- **Direction**: Find how many lines in the data below mention "Power". Give the number only.

- - - - -

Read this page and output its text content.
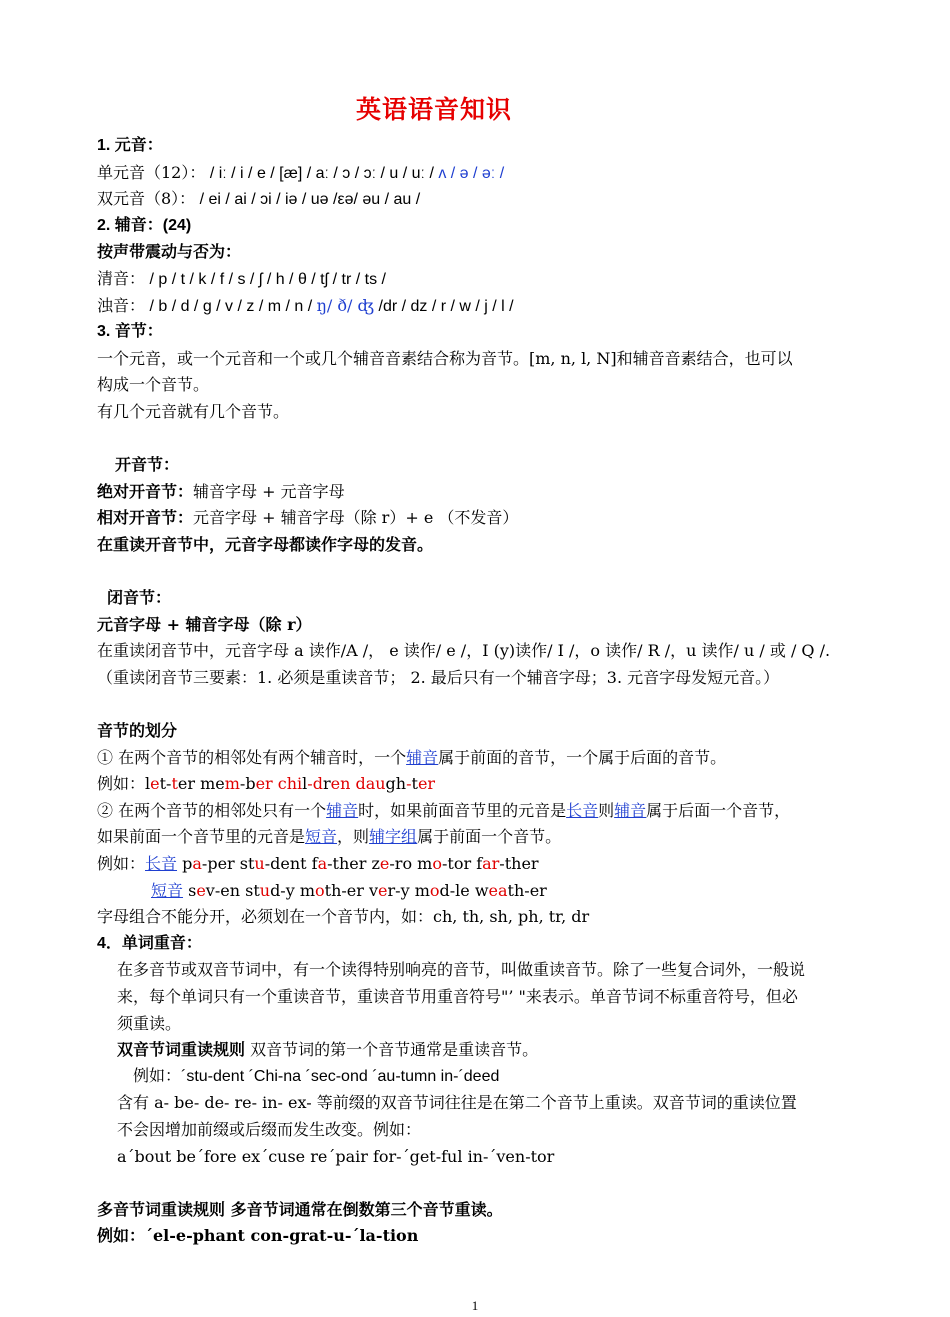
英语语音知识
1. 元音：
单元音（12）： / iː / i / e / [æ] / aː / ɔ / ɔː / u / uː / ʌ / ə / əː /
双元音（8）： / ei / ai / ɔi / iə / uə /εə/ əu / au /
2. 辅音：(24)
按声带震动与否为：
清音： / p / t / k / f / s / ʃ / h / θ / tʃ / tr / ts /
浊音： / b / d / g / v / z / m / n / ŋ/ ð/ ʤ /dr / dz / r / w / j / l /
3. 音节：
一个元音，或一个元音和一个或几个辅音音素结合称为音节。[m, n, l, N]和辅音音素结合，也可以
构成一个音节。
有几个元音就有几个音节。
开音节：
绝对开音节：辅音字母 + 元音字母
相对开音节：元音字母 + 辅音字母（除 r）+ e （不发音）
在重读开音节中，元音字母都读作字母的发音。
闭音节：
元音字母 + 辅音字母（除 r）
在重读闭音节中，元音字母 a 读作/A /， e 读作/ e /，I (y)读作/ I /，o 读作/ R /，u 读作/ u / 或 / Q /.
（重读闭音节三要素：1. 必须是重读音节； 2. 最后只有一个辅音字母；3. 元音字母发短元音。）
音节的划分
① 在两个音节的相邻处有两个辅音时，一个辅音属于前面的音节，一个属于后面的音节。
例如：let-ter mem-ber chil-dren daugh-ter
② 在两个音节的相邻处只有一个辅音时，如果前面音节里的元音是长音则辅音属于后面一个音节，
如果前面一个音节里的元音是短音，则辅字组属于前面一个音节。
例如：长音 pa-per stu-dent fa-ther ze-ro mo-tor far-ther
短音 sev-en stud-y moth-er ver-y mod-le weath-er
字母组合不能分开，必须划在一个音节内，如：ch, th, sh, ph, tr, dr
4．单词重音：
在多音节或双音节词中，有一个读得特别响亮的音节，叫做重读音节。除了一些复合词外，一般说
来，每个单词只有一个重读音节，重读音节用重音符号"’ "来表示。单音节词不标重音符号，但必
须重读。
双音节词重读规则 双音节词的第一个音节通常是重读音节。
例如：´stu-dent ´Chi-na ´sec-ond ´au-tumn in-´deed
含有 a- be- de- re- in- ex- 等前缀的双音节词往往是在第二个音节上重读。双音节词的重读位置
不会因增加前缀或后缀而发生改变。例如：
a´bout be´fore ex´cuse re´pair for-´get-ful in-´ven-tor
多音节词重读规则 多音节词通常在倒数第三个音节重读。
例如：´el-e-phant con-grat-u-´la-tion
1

- - - - -

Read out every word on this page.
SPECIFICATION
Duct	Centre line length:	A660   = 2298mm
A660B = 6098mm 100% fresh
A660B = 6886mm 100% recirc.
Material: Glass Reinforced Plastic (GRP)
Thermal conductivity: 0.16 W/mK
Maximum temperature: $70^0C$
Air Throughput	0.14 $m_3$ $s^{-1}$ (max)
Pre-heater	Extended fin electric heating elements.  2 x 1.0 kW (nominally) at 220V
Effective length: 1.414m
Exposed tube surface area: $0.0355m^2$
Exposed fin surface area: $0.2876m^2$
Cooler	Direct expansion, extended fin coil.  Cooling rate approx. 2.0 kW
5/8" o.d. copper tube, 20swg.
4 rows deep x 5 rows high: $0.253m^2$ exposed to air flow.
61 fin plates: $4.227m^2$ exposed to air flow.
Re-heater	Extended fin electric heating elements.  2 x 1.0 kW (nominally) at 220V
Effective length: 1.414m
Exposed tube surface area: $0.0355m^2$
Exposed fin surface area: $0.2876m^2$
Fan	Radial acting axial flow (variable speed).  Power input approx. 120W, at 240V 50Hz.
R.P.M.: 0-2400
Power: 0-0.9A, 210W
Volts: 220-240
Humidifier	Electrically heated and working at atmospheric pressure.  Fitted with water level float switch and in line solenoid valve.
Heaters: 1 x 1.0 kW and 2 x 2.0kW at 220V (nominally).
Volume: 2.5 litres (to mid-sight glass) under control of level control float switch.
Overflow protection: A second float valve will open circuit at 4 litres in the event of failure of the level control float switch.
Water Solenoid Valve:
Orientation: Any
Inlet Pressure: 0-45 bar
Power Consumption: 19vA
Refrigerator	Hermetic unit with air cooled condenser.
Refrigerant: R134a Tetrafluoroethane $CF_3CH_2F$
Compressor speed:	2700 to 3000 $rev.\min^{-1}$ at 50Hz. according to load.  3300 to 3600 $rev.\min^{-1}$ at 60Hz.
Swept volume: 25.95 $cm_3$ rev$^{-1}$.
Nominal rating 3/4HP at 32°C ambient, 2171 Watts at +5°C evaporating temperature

- - - - -

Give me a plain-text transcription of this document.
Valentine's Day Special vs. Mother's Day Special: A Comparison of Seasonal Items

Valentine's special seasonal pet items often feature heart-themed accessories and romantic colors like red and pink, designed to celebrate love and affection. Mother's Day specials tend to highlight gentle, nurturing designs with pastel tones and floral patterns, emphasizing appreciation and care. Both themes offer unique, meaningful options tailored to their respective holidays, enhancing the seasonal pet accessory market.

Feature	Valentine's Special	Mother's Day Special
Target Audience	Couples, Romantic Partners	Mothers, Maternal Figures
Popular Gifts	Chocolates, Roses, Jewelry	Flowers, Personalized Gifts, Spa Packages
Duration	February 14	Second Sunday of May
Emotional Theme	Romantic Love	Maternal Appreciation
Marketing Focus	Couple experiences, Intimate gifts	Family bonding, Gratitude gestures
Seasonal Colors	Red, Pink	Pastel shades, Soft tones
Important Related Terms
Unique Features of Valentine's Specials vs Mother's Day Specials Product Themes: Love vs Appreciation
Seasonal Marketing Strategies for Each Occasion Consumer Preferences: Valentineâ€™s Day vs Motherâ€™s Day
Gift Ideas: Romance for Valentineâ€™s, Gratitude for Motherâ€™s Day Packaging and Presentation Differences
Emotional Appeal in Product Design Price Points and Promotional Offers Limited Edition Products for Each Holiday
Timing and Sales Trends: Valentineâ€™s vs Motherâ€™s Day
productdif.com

- - - - -

- **Answer to this task**: 3